[BEGIN]

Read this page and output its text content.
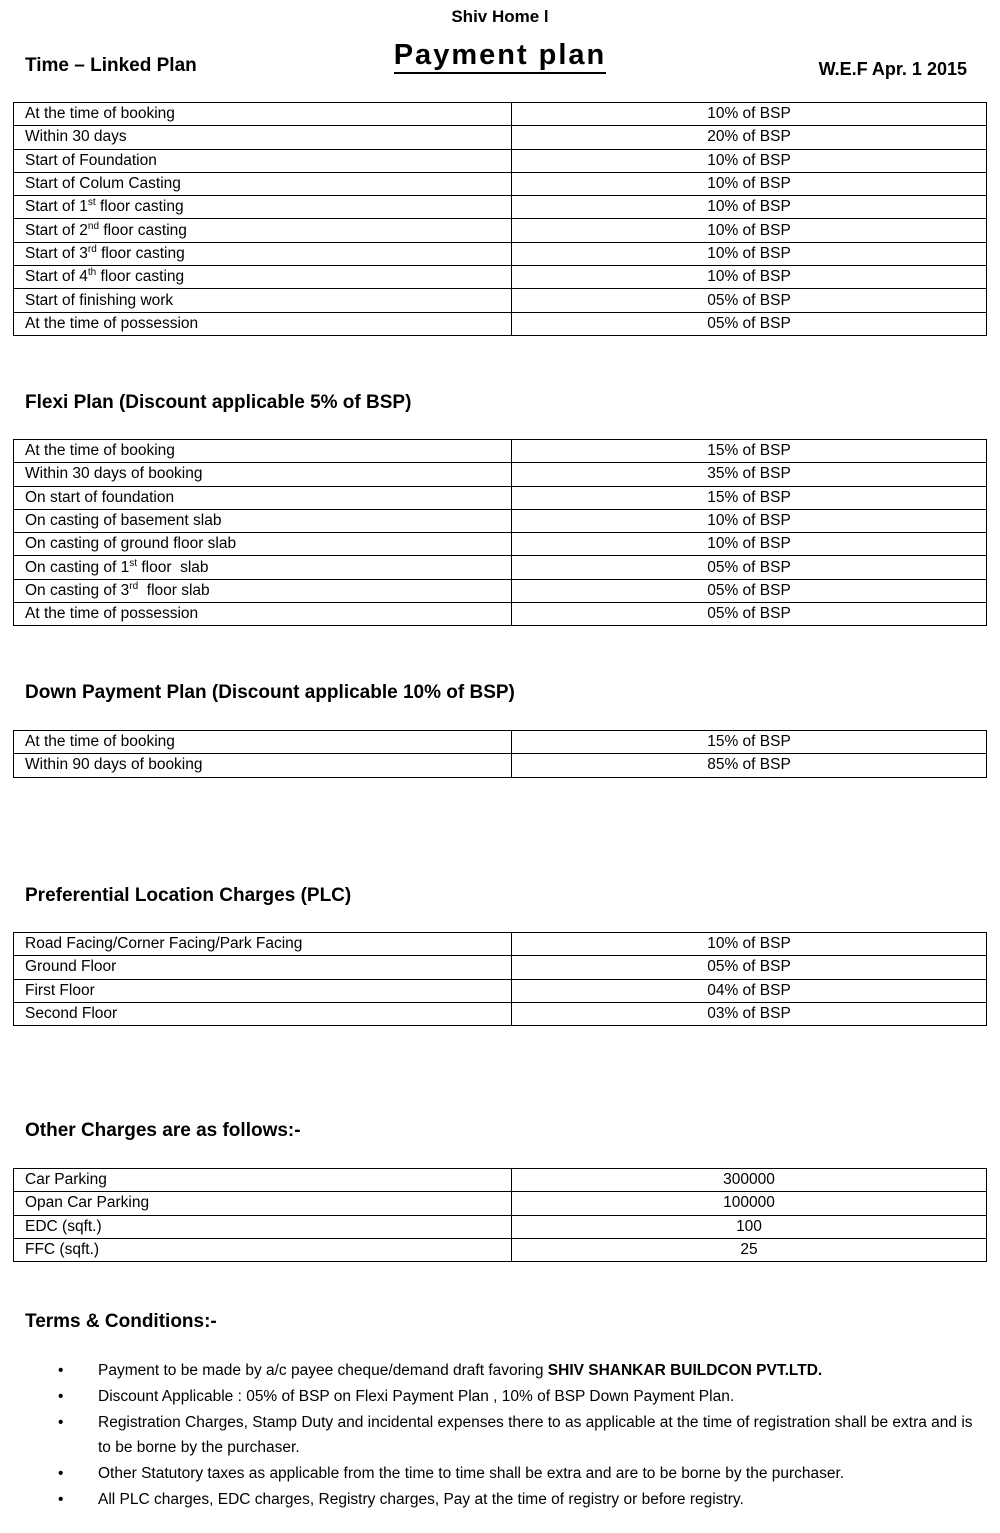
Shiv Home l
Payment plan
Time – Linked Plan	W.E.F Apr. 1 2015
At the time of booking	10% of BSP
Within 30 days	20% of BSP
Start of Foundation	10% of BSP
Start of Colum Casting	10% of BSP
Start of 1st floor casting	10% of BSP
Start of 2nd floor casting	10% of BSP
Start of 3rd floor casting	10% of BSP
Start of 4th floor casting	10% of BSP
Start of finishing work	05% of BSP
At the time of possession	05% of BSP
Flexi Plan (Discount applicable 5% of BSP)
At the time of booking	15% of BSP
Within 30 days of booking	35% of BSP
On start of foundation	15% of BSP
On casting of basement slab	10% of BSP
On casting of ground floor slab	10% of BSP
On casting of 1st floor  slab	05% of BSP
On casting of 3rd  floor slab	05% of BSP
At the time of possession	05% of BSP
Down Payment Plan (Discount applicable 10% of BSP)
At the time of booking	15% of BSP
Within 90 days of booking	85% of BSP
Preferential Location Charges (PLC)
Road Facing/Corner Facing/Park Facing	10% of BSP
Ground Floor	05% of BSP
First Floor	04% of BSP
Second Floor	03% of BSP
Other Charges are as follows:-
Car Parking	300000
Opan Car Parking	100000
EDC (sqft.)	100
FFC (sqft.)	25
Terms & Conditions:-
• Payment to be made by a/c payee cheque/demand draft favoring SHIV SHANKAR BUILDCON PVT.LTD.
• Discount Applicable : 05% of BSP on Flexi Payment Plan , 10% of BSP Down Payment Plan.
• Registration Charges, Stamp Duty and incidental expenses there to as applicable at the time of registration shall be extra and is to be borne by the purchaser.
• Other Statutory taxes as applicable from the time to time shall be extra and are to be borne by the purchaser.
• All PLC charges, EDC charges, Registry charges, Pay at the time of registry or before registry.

[END]
[BEGIN]

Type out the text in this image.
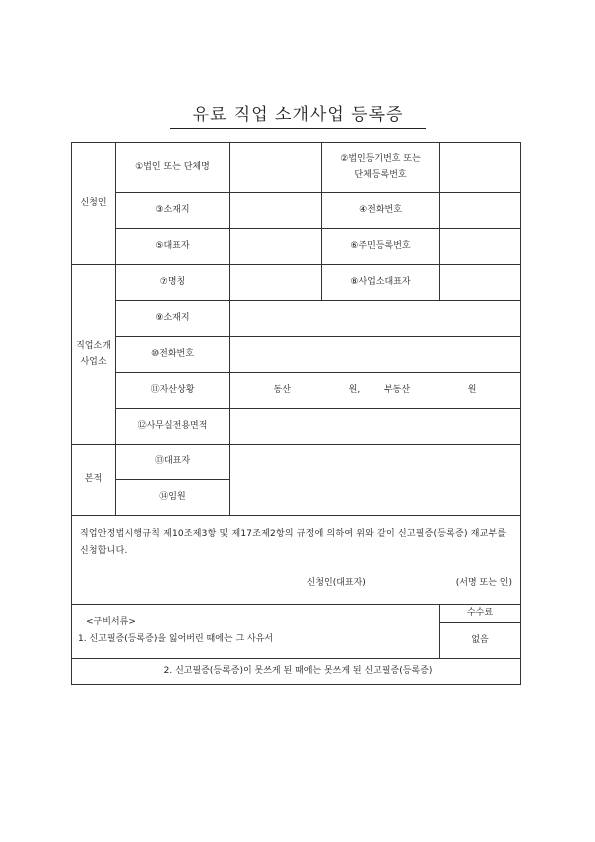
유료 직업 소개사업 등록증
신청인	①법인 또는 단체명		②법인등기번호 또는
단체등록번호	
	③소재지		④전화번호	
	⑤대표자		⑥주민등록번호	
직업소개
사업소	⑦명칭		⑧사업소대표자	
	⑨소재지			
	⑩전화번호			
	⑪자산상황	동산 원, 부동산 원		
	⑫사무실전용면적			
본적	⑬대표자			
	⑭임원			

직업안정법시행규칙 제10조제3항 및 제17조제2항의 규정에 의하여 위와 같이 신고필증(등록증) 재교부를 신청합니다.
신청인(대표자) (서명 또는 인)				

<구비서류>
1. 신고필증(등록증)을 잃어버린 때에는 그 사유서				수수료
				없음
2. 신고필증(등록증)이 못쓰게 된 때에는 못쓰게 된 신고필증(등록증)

[END]

- PROBLEM DESCRIPTION
Using the listing above, pull out all lines that hold the word "Discount".

- RESPONSE
Flexi Plan (Discount applicable 5% of BSP)
Down Payment Plan (Discount applicable 10% of BSP)
• Discount Applicable : 05% of BSP on Flexi Payment Plan , 10% of BSP Down Payment Plan.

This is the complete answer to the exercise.